--- Supplied information ---

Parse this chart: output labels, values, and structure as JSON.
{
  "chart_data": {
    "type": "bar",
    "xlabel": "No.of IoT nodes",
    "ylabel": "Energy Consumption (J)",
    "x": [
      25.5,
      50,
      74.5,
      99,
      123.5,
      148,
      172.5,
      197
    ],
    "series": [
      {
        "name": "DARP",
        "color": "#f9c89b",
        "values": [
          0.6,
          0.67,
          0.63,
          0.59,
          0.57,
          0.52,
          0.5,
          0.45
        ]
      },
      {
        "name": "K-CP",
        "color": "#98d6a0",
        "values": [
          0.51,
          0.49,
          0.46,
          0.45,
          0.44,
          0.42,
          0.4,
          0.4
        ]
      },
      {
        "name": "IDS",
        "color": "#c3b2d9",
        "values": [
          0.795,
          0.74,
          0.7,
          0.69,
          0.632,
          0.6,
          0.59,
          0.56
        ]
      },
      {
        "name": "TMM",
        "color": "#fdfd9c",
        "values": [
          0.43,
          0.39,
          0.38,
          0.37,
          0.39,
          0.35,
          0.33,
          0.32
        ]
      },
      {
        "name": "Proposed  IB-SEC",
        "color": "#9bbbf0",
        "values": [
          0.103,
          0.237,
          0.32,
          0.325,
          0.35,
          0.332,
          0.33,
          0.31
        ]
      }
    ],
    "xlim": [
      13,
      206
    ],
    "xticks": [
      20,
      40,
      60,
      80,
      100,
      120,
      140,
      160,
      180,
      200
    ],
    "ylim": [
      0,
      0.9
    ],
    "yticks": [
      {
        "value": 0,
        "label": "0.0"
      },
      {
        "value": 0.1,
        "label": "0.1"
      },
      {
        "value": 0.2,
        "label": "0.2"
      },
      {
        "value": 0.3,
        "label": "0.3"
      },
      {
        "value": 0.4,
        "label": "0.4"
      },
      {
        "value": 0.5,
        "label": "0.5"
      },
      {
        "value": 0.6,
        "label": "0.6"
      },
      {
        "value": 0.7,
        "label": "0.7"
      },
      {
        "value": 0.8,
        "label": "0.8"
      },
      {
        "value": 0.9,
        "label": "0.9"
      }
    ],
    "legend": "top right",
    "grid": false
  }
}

---
--- Supplied information ---

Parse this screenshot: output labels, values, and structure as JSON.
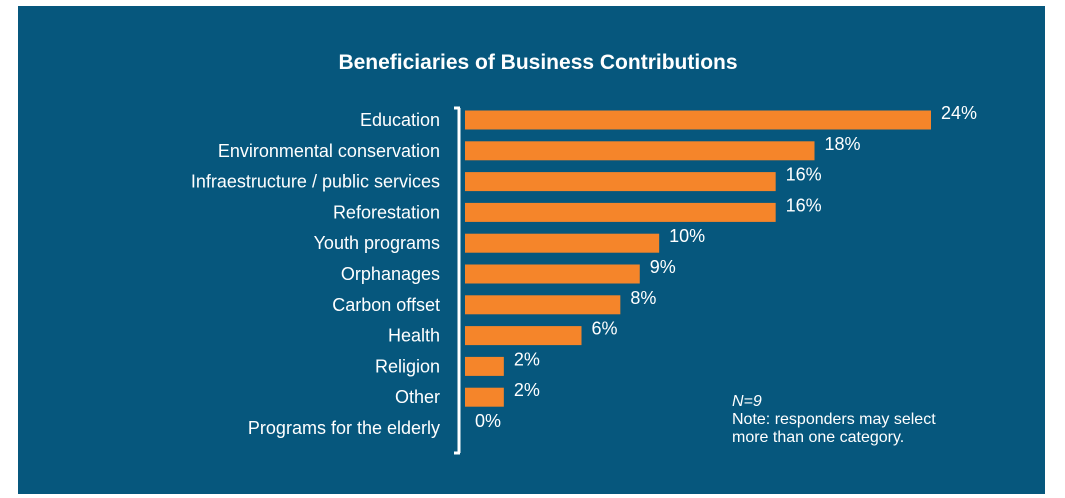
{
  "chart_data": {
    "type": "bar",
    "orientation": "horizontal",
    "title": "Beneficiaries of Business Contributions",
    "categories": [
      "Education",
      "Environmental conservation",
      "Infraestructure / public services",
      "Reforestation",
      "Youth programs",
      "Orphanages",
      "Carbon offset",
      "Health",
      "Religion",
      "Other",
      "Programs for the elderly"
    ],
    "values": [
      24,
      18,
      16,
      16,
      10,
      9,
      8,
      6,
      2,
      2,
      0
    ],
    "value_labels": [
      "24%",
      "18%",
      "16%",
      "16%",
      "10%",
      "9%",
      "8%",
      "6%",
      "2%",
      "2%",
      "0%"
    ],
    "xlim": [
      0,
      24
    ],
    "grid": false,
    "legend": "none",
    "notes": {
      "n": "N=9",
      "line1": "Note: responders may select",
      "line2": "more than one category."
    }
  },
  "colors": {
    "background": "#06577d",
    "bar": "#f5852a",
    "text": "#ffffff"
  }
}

---
--- Supplied information ---

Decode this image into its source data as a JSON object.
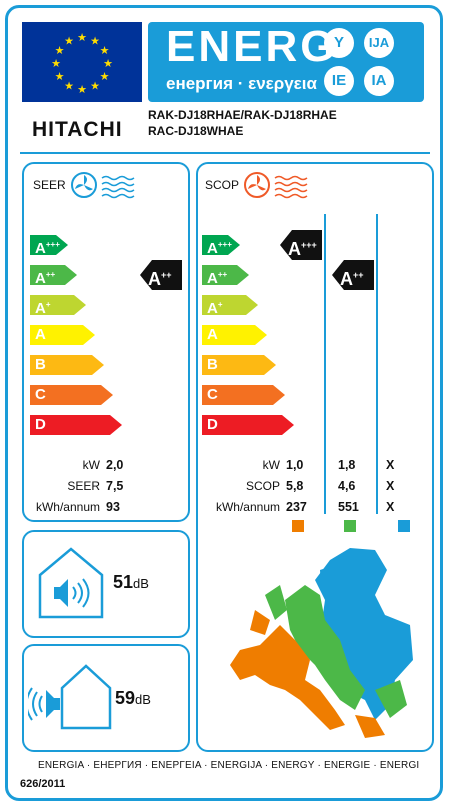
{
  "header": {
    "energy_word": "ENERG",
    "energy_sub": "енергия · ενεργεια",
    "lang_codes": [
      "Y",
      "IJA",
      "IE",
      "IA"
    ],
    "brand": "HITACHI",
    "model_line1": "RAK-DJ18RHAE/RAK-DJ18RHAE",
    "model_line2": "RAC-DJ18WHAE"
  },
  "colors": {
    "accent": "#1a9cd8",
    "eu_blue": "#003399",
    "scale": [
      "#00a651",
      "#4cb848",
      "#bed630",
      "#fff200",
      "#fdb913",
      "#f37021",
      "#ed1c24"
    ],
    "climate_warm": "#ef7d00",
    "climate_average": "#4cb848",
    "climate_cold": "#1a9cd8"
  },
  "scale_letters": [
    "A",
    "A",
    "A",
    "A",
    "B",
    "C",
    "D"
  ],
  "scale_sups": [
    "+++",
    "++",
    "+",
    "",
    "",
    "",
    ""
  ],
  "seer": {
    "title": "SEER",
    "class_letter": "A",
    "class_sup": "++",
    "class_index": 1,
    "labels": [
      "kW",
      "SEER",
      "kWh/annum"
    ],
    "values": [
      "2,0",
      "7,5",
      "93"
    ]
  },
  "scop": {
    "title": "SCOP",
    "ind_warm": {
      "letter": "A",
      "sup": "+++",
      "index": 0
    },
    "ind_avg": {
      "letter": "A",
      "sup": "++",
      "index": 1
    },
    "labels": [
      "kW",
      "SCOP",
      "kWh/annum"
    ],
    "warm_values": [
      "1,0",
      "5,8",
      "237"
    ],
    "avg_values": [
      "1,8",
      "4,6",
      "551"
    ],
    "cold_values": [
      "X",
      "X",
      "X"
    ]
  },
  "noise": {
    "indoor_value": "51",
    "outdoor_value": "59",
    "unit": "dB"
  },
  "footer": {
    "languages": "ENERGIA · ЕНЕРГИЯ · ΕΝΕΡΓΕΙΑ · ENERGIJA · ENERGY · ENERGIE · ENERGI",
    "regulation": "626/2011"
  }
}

---

Required work:
Copy out every line of the listing that includes the string "output".

Answer to this exercise:
Parse this chart: output labels, values, and structure as JSON.
Parse this screenshot: output labels, values, and structure as JSON.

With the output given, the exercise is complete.